-- Begin Data for the task --

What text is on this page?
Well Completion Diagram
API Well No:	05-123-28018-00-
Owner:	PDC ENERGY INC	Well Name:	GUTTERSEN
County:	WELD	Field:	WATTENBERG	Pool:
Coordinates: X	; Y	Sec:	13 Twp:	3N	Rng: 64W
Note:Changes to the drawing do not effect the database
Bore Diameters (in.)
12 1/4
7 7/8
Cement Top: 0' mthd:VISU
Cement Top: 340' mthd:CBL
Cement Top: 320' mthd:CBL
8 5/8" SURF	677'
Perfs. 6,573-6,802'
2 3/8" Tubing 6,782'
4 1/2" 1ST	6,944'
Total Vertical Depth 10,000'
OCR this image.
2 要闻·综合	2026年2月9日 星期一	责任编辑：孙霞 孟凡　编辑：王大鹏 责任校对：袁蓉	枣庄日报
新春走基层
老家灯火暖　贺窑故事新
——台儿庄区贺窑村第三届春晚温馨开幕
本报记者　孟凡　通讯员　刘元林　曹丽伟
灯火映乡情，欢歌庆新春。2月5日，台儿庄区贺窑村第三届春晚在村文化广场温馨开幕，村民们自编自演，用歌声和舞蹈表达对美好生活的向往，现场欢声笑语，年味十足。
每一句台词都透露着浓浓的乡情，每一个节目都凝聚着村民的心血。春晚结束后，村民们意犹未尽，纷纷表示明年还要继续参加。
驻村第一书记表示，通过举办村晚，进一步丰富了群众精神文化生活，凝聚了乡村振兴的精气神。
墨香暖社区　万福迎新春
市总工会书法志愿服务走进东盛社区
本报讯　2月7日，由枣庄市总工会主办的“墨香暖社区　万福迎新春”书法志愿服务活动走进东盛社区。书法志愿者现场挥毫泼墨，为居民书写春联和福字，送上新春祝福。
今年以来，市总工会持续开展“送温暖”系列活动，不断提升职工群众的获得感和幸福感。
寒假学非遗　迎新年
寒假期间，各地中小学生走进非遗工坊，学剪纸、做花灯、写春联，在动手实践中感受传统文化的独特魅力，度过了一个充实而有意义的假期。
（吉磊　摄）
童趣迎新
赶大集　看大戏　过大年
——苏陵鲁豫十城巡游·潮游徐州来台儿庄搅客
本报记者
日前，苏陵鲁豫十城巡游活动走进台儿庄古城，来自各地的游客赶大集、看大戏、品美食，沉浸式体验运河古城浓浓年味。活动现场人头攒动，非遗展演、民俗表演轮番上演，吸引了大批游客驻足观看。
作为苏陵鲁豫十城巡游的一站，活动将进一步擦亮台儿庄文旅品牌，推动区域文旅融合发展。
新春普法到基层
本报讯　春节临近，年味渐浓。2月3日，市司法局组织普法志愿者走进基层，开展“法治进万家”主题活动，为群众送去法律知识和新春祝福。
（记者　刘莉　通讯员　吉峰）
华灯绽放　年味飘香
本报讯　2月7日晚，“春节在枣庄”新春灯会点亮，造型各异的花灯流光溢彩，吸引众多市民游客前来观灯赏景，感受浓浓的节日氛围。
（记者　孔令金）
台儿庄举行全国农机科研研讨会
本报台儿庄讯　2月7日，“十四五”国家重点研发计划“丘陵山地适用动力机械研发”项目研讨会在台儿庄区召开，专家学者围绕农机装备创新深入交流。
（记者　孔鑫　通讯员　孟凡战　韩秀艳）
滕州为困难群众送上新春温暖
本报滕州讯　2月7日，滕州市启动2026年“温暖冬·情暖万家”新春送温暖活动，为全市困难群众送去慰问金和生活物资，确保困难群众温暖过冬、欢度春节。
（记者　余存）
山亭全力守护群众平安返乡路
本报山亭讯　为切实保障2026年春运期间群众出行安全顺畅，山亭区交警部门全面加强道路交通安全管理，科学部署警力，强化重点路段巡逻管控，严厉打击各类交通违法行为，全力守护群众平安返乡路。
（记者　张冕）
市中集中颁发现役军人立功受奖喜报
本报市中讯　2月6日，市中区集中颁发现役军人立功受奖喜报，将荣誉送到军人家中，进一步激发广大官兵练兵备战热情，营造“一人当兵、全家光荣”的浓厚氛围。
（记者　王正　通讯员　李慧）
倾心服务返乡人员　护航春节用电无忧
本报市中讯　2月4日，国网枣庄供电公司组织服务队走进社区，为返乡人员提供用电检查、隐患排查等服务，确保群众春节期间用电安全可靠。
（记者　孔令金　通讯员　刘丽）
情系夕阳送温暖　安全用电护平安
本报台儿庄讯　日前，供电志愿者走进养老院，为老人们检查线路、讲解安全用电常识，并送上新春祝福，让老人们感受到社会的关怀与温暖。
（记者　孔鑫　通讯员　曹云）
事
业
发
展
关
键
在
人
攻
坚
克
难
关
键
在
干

-- End Data for the task --

Set task. Could you quote the material above in full, exactly as it stands?

Output for this exercise.
What text is on this page?
Well Completion Diagram
API Well No:	05-123-28018-00-
Owner:	PDC ENERGY INC	Well Name:	GUTTERSEN
County:	WELD	Field:	WATTENBERG	Pool:
Coordinates: X	; Y	Sec:	13 Twp:	3N	Rng: 64W
Note:Changes to the drawing do not effect the database
Bore Diameters (in.)
12 1/4
7 7/8
Cement Top: 0' mthd:VISU
Cement Top: 340' mthd:CBL
Cement Top: 320' mthd:CBL
8 5/8" SURF	677'
Perfs. 6,573-6,802'
2 3/8" Tubing 6,782'
4 1/2" 1ST	6,944'
Total Vertical Depth 10,000'
OCR this image.
2 要闻·综合	2026年2月9日 星期一	责任编辑：孙霞 孟凡　编辑：王大鹏 责任校对：袁蓉	枣庄日报
新春走基层
老家灯火暖　贺窑故事新
——台儿庄区贺窑村第三届春晚温馨开幕
本报记者　孟凡　通讯员　刘元林　曹丽伟
灯火映乡情，欢歌庆新春。2月5日，台儿庄区贺窑村第三届春晚在村文化广场温馨开幕，村民们自编自演，用歌声和舞蹈表达对美好生活的向往，现场欢声笑语，年味十足。
每一句台词都透露着浓浓的乡情，每一个节目都凝聚着村民的心血。春晚结束后，村民们意犹未尽，纷纷表示明年还要继续参加。
驻村第一书记表示，通过举办村晚，进一步丰富了群众精神文化生活，凝聚了乡村振兴的精气神。
墨香暖社区　万福迎新春
市总工会书法志愿服务走进东盛社区
本报讯　2月7日，由枣庄市总工会主办的“墨香暖社区　万福迎新春”书法志愿服务活动走进东盛社区。书法志愿者现场挥毫泼墨，为居民书写春联和福字，送上新春祝福。
今年以来，市总工会持续开展“送温暖”系列活动，不断提升职工群众的获得感和幸福感。
寒假学非遗　迎新年
寒假期间，各地中小学生走进非遗工坊，学剪纸、做花灯、写春联，在动手实践中感受传统文化的独特魅力，度过了一个充实而有意义的假期。
（吉磊　摄）
童趣迎新
赶大集　看大戏　过大年
——苏陵鲁豫十城巡游·潮游徐州来台儿庄搅客
本报记者
日前，苏陵鲁豫十城巡游活动走进台儿庄古城，来自各地的游客赶大集、看大戏、品美食，沉浸式体验运河古城浓浓年味。活动现场人头攒动，非遗展演、民俗表演轮番上演，吸引了大批游客驻足观看。
作为苏陵鲁豫十城巡游的一站，活动将进一步擦亮台儿庄文旅品牌，推动区域文旅融合发展。
新春普法到基层
本报讯　春节临近，年味渐浓。2月3日，市司法局组织普法志愿者走进基层，开展“法治进万家”主题活动，为群众送去法律知识和新春祝福。
（记者　刘莉　通讯员　吉峰）
华灯绽放　年味飘香
本报讯　2月7日晚，“春节在枣庄”新春灯会点亮，造型各异的花灯流光溢彩，吸引众多市民游客前来观灯赏景，感受浓浓的节日氛围。
（记者　孔令金）
台儿庄举行全国农机科研研讨会
本报台儿庄讯　2月7日，“十四五”国家重点研发计划“丘陵山地适用动力机械研发”项目研讨会在台儿庄区召开，专家学者围绕农机装备创新深入交流。
（记者　孔鑫　通讯员　孟凡战　韩秀艳）
滕州为困难群众送上新春温暖
本报滕州讯　2月7日，滕州市启动2026年“温暖冬·情暖万家”新春送温暖活动，为全市困难群众送去慰问金和生活物资，确保困难群众温暖过冬、欢度春节。
（记者　余存）
山亭全力守护群众平安返乡路
本报山亭讯　为切实保障2026年春运期间群众出行安全顺畅，山亭区交警部门全面加强道路交通安全管理，科学部署警力，强化重点路段巡逻管控，严厉打击各类交通违法行为，全力守护群众平安返乡路。
（记者　张冕）
市中集中颁发现役军人立功受奖喜报
本报市中讯　2月6日，市中区集中颁发现役军人立功受奖喜报，将荣誉送到军人家中，进一步激发广大官兵练兵备战热情，营造“一人当兵、全家光荣”的浓厚氛围。
（记者　王正　通讯员　李慧）
倾心服务返乡人员　护航春节用电无忧
本报市中讯　2月4日，国网枣庄供电公司组织服务队走进社区，为返乡人员提供用电检查、隐患排查等服务，确保群众春节期间用电安全可靠。
（记者　孔令金　通讯员　刘丽）
情系夕阳送温暖　安全用电护平安
本报台儿庄讯　日前，供电志愿者走进养老院，为老人们检查线路、讲解安全用电常识，并送上新春祝福，让老人们感受到社会的关怀与温暖。
（记者　孔鑫　通讯员　曹云）
事
业
发
展
关
键
在
人
攻
坚
克
难
关
键
在
干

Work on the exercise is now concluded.